** DO THIS **
Where the word "eyebrow" occurs in a line, return that line.

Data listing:
○ ○ ○ ○
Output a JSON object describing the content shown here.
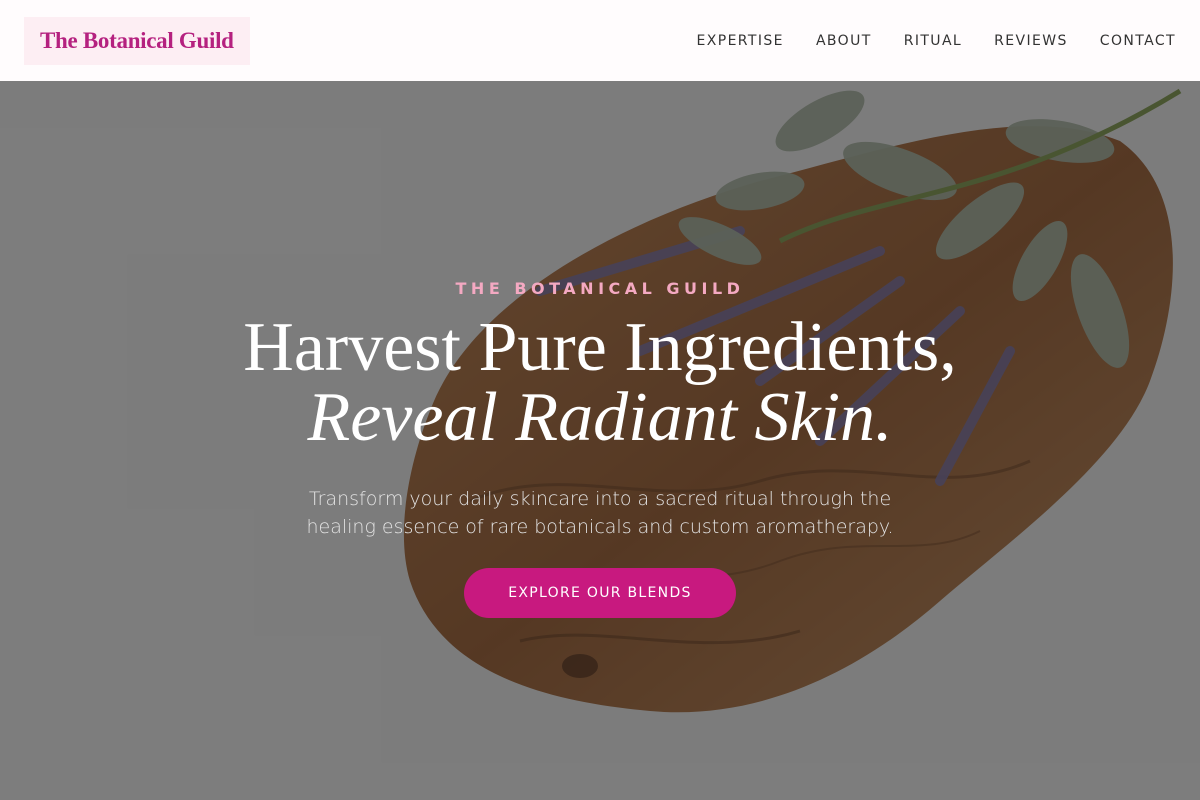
{
  "header": {
    "logo": "The Botanical Guild",
    "nav": [
      "EXPERTISE",
      "ABOUT",
      "RITUAL",
      "REVIEWS",
      "CONTACT"
    ]
  },
  "hero": {
    "eyebrow": "THE BOTANICAL GUILD",
    "headline_line1": "Harvest Pure Ingredients,",
    "headline_line2": "Reveal Radiant Skin.",
    "subtext": "Transform your daily skincare into a sacred ritual through the healing essence of rare botanicals and custom aromatherapy.",
    "cta": "EXPLORE OUR BLENDS"
  },
  "colors": {
    "brand": "#b5217f",
    "cta": "#c8197f",
    "eyebrow": "#f4a9c2",
    "logo_bg": "#fdeef3"
  }
}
○ ○ ○ ○
** WRITTEN ANSWER **
    "eyebrow": "THE BOTANICAL GUILD",
    "eyebrow": "#f4a9c2",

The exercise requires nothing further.